# start of TEXT SHOWN
Keiko Furukura is a convienience store worker in a popular chain store in Japan.
Think small branches of Tesco or Sainsburys that stock the basics, but also supply hot food and drinks.
So far, so average right?
What is it about?
The book is about Keiko discovering she’s not quite normal from a very young age.
She takes everything a bit literally, and often ends up in trouble until she literally shuts herself down and learns to copy behaviours and speech patterns of others just to fit in.
Since she was 19, she has been working in the same convenience store for 18 years, and what started as a part-time job until she graduated, turned into her only job.
Keiko does not have a significant other, and has no other hobbies apart from working at the Convenience Store.
What makes this book interesting is we see things from Keiko’s point of view, and how she is perfectly happy with her life, but others are suspicious.
Why has she not made a move to another profession?
Why does she not have a Partner?
Why is she living alone?
All these things come to a head when a new co-worker joins the Smile Mart and ends up convincing Keiko that he should stay with her to convince people he’s her boyfriend.
# end of TEXT SHOWN
WRITTEN REQUEST 1 »
Duplicate the rows below, from the one containing "1080, 1165, 1148]" through the one containing "1216, 1165, 1250]", with both ends included.
The book review and the rows that follow it are unrelated material.
# start of LISTING
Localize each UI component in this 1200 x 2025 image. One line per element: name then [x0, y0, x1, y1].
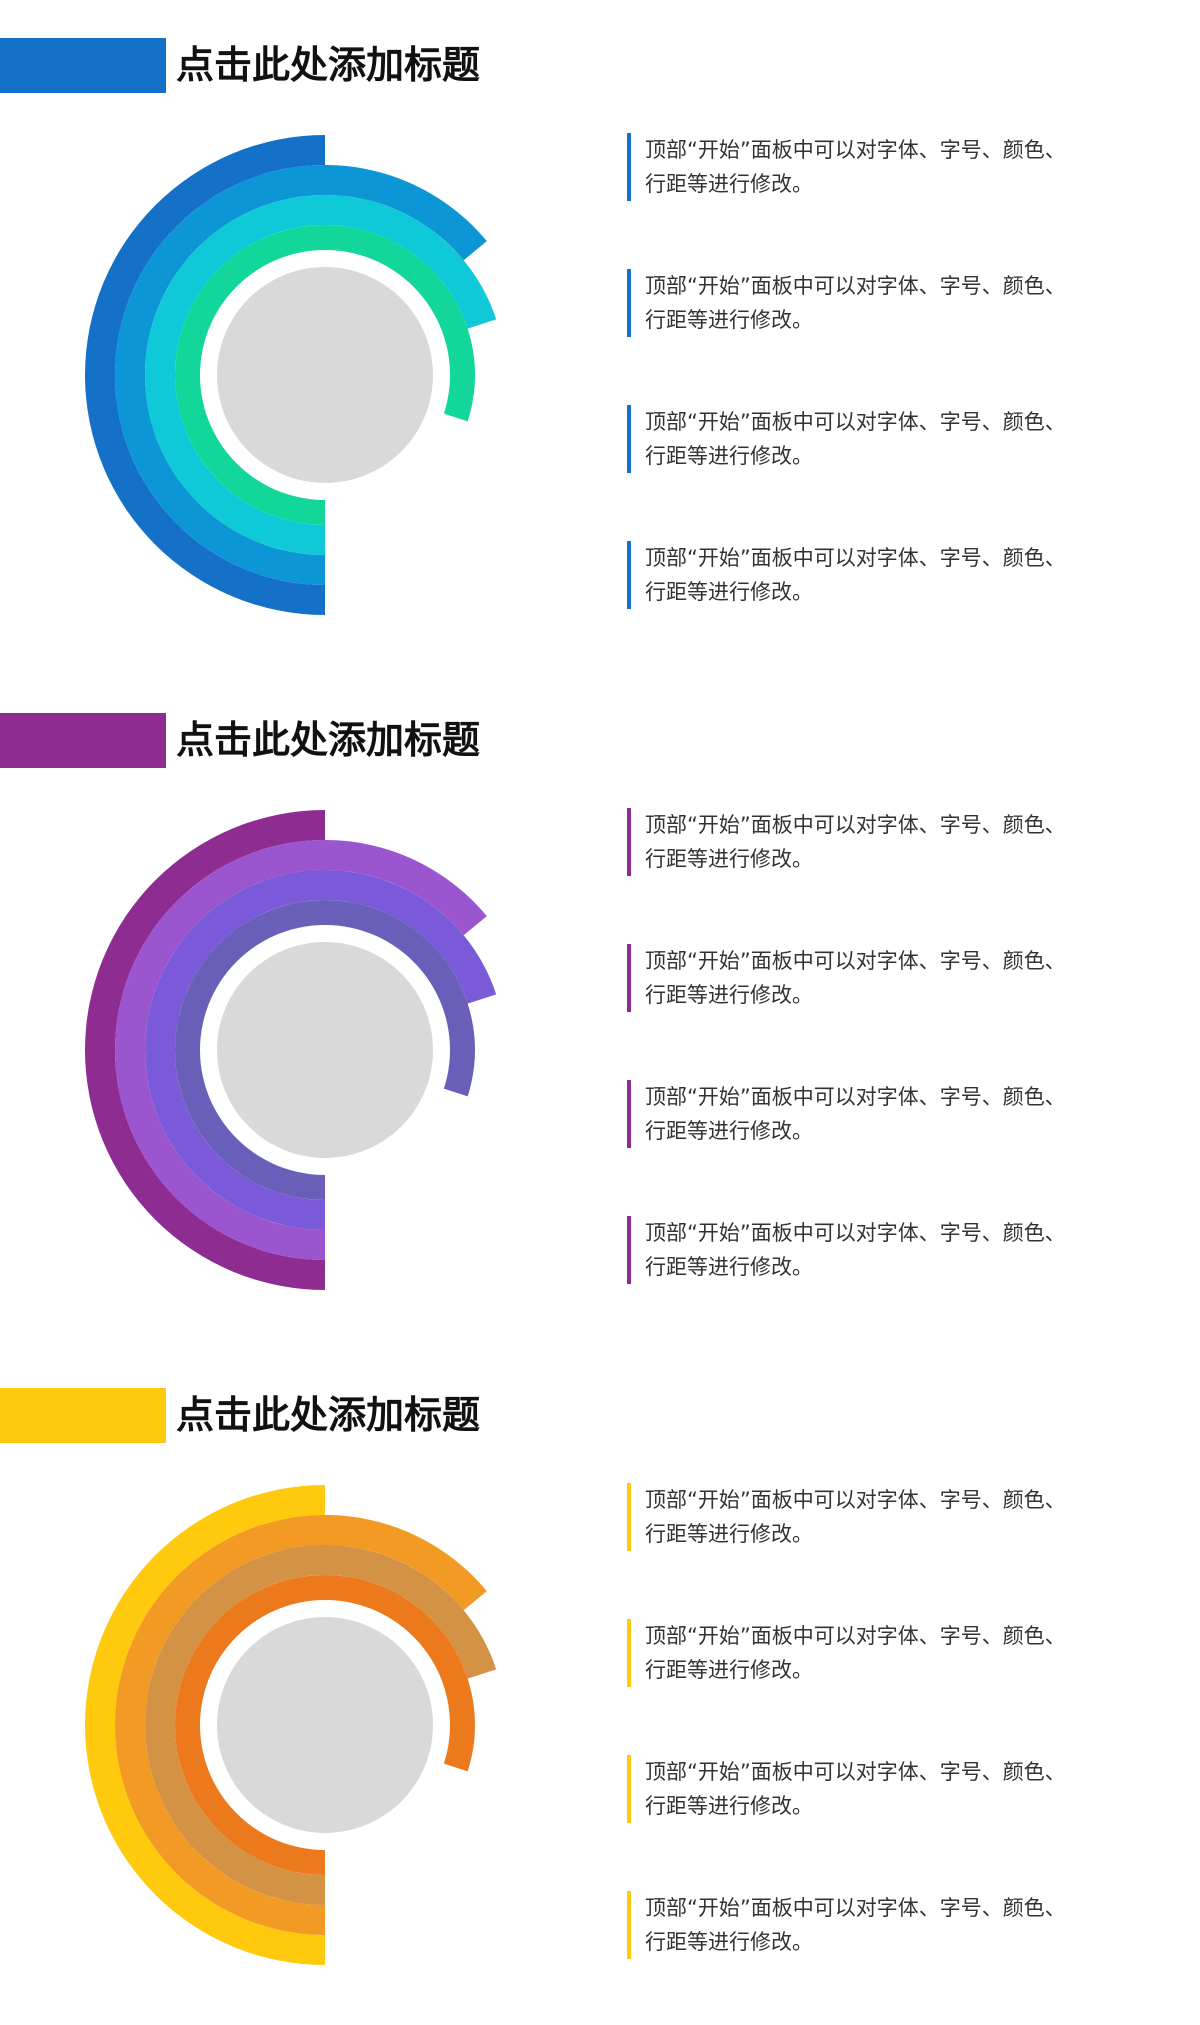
text-item-3[interactable]: 顶部“开始”面板中可以对字体、字号、颜色、 行距等进行修改。: [627, 1080, 1165, 1148]
text-item-line-2: 行距等进行修改。: [645, 842, 1165, 876]
text-item-line-1: 顶部“开始”面板中可以对字体、字号、颜色、: [645, 1216, 1165, 1250]
text-item-2[interactable]: 顶部“开始”面板中可以对字体、字号、颜色、 行距等进行修改。: [627, 944, 1165, 1012]
center-circle: [217, 1617, 433, 1833]
text-item-4[interactable]: 顶部“开始”面板中可以对字体、字号、颜色、 行距等进行修改。: [627, 541, 1165, 609]
center-circle: [217, 942, 433, 1158]
text-item-line-2: 行距等进行修改。: [645, 167, 1165, 201]
text-item-line-1: 顶部“开始”面板中可以对字体、字号、颜色、: [645, 1619, 1165, 1653]
text-item-line-1: 顶部“开始”面板中可以对字体、字号、颜色、: [645, 269, 1165, 303]
text-item-line-1: 顶部“开始”面板中可以对字体、字号、颜色、: [645, 1891, 1165, 1925]
center-circle: [217, 267, 433, 483]
text-item-line-2: 行距等进行修改。: [645, 1925, 1165, 1959]
text-item-2[interactable]: 顶部“开始”面板中可以对字体、字号、颜色、 行距等进行修改。: [627, 1619, 1165, 1687]
text-item-line-2: 行距等进行修改。: [645, 1653, 1165, 1687]
text-item-line-2: 行距等进行修改。: [645, 303, 1165, 337]
text-item-line-2: 行距等进行修改。: [645, 1517, 1165, 1551]
text-item-2[interactable]: 顶部“开始”面板中可以对字体、字号、颜色、 行距等进行修改。: [627, 269, 1165, 337]
text-item-1[interactable]: 顶部“开始”面板中可以对字体、字号、颜色、 行距等进行修改。: [627, 133, 1165, 201]
text-item-line-1: 顶部“开始”面板中可以对字体、字号、颜色、: [645, 405, 1165, 439]
text-item-3[interactable]: 顶部“开始”面板中可以对字体、字号、颜色、 行距等进行修改。: [627, 405, 1165, 473]
text-item-line-1: 顶部“开始”面板中可以对字体、字号、颜色、: [645, 541, 1165, 575]
text-item-3[interactable]: 顶部“开始”面板中可以对字体、字号、颜色、 行距等进行修改。: [627, 1755, 1165, 1823]
section-3: 点击此处添加标题 顶部“开始”面板中可以对字体、字号、颜色、 行距等进行修改。 …: [0, 1350, 1200, 2025]
text-item-line-2: 行距等进行修改。: [645, 1250, 1165, 1284]
text-item-4[interactable]: 顶部“开始”面板中可以对字体、字号、颜色、 行距等进行修改。: [627, 1891, 1165, 1959]
text-item-line-1: 顶部“开始”面板中可以对字体、字号、颜色、: [645, 944, 1165, 978]
text-item-line-2: 行距等进行修改。: [645, 439, 1165, 473]
text-item-1[interactable]: 顶部“开始”面板中可以对字体、字号、颜色、 行距等进行修改。: [627, 1483, 1165, 1551]
text-item-line-2: 行距等进行修改。: [645, 978, 1165, 1012]
text-item-line-2: 行距等进行修改。: [645, 575, 1165, 609]
text-item-line-2: 行距等进行修改。: [645, 1789, 1165, 1823]
text-item-line-1: 顶部“开始”面板中可以对字体、字号、颜色、: [645, 133, 1165, 167]
section-1: 点击此处添加标题 顶部“开始”面板中可以对字体、字号、颜色、 行距等进行修改。 …: [0, 0, 1200, 675]
text-item-line-1: 顶部“开始”面板中可以对字体、字号、颜色、: [645, 1755, 1165, 1789]
text-item-line-1: 顶部“开始”面板中可以对字体、字号、颜色、: [645, 1080, 1165, 1114]
text-item-line-1: 顶部“开始”面板中可以对字体、字号、颜色、: [645, 808, 1165, 842]
ring-diagram: [0, 0, 560, 675]
ring-diagram: [0, 675, 560, 1350]
text-item-4[interactable]: 顶部“开始”面板中可以对字体、字号、颜色、 行距等进行修改。: [627, 1216, 1165, 1284]
text-item-1[interactable]: 顶部“开始”面板中可以对字体、字号、颜色、 行距等进行修改。: [627, 808, 1165, 876]
text-item-line-2: 行距等进行修改。: [645, 1114, 1165, 1148]
section-2: 点击此处添加标题 顶部“开始”面板中可以对字体、字号、颜色、 行距等进行修改。 …: [0, 675, 1200, 1350]
text-item-line-1: 顶部“开始”面板中可以对字体、字号、颜色、: [645, 1483, 1165, 1517]
ring-diagram: [0, 1350, 560, 2025]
# end of LISTING
WRITTEN REQUEST 2 »
Set down the book review above word for word, from "The book is" through "just to fit in.".

CORRECT ANSWER 1 »
text-item-3[interactable]: 顶部“开始”面板中可以对字体、字号、颜色、 行距等进行修改。: [627, 1080, 1165, 1148]
text-item-line-2: 行距等进行修改。: [645, 842, 1165, 876]
text-item-line-1: 顶部“开始”面板中可以对字体、字号、颜色、: [645, 1216, 1165, 1250]

CORRECT ANSWER 2 »
The book is about Keiko discovering she’s not quite normal from a very young age.
She takes everything a bit literally, and often ends up in trouble until she literally shuts herself down and learns to copy behaviours and speech patterns of others just to fit in.